[start]

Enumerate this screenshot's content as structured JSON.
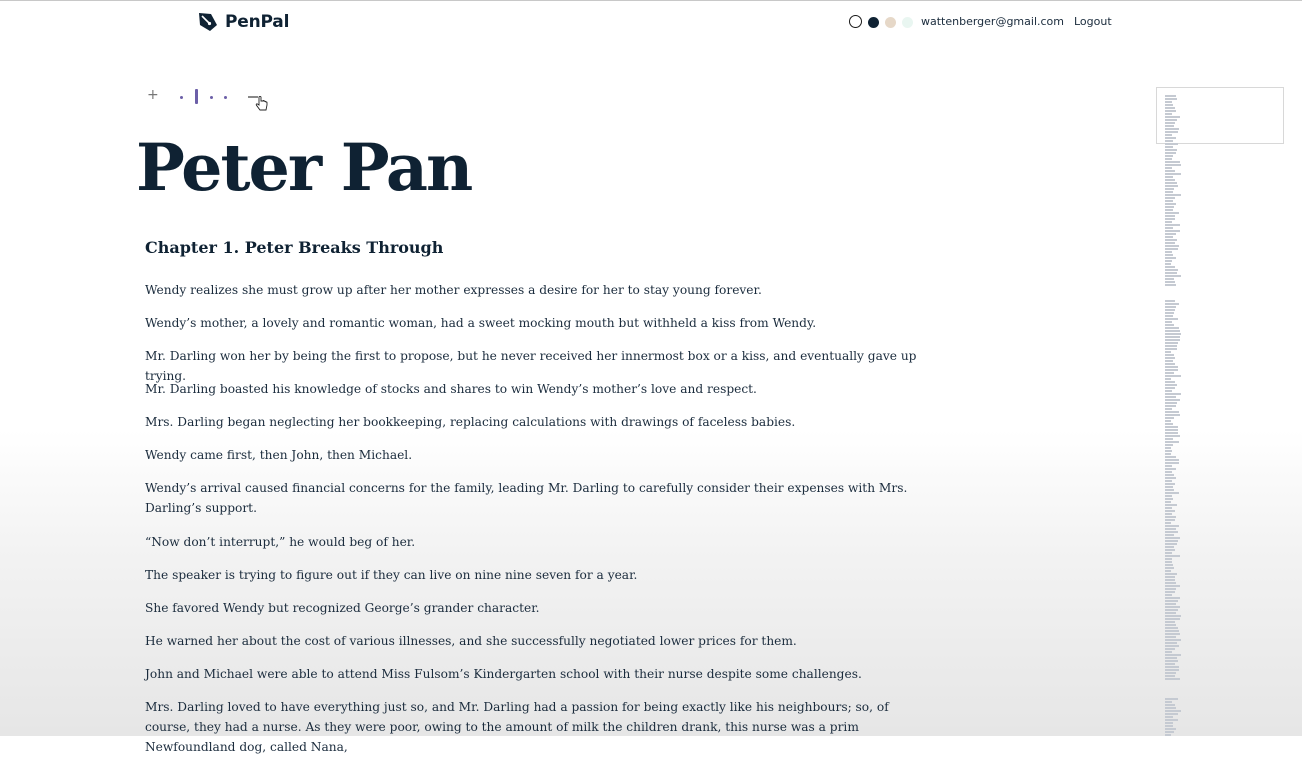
{
  "header": {
    "app_name": "PenPal",
    "logo_icon": "pen-nib-logo-icon",
    "theme_options": [
      "light",
      "dark",
      "sepia",
      "mint"
    ],
    "user_email": "wattenberger@gmail.com",
    "logout_label": "Logout"
  },
  "zoom_control": {
    "plus_symbol": "+",
    "minus_symbol": "–",
    "levels": 5,
    "active_level": 2
  },
  "book": {
    "title": "Peter Pan",
    "chapter_title": "Chapter 1. Peter Breaks Through",
    "paragraphs": [
      "Wendy realizes she must grow up after her mother expresses a desire for her to stay young forever.",
      "Wendy’s mother, a lovely and romantic woman, had a sweet mocking mouth but withheld a kiss from Wendy.",
      "Mr. Darling won her by being the first to propose, but he never received her innermost box or a kiss, and eventually gave up trying.",
      "Mr. Darling boasted his knowledge of stocks and shares to win Wendy’s mother’s love and respect.",
      "Mrs. Darling began neglecting her bookkeeping, replacing calculations with drawings of faceless babies.",
      "Wendy came first, then John, then Michael.",
      "Wendy’s arrival caused financial concerns for the family, leading Mr. Darling to carefully consider their expenses with Mrs. Darling’s support.",
      "“Now don’t interrupt,” he would beg of her.",
      "The speaker is trying to figure out if they can live on nine nine seven for a year.",
      "She favored Wendy but recognized George’s grander character.",
      "He warned her about the cost of various illnesses, and she successfully negotiated lower prices for them.",
      "John and Michael were able to attend Miss Fulsom’s Kindergarten school with their nurse despite some challenges.",
      "Mrs. Darling loved to have everything just so, and Mr. Darling had a passion for being exactly like his neighbours; so, of course, they had a nurse. As they were poor, owing to the amount of milk the children drank, this nurse was a prim Newfoundland dog, called Nana,"
    ]
  },
  "colors": {
    "title": "#0f2233",
    "text": "#1a2b3c",
    "accent": "#6c5fa8",
    "minimap": "#c5cad2"
  }
}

[end]

WRITTEN REQUEST: Gather each line in these records that contains the string "this".

FINAL RESULT:
Enumerate this screenshot's content as structured JSON.
      "Mrs. Darling loved to have everything just so, and Mr. Darling had a passion for being exactly like his neighbours; so, of course, they had a nurse. As they were poor, owing to the amount of milk the children drank, this nurse was a prim Newfoundland dog, called Nana,"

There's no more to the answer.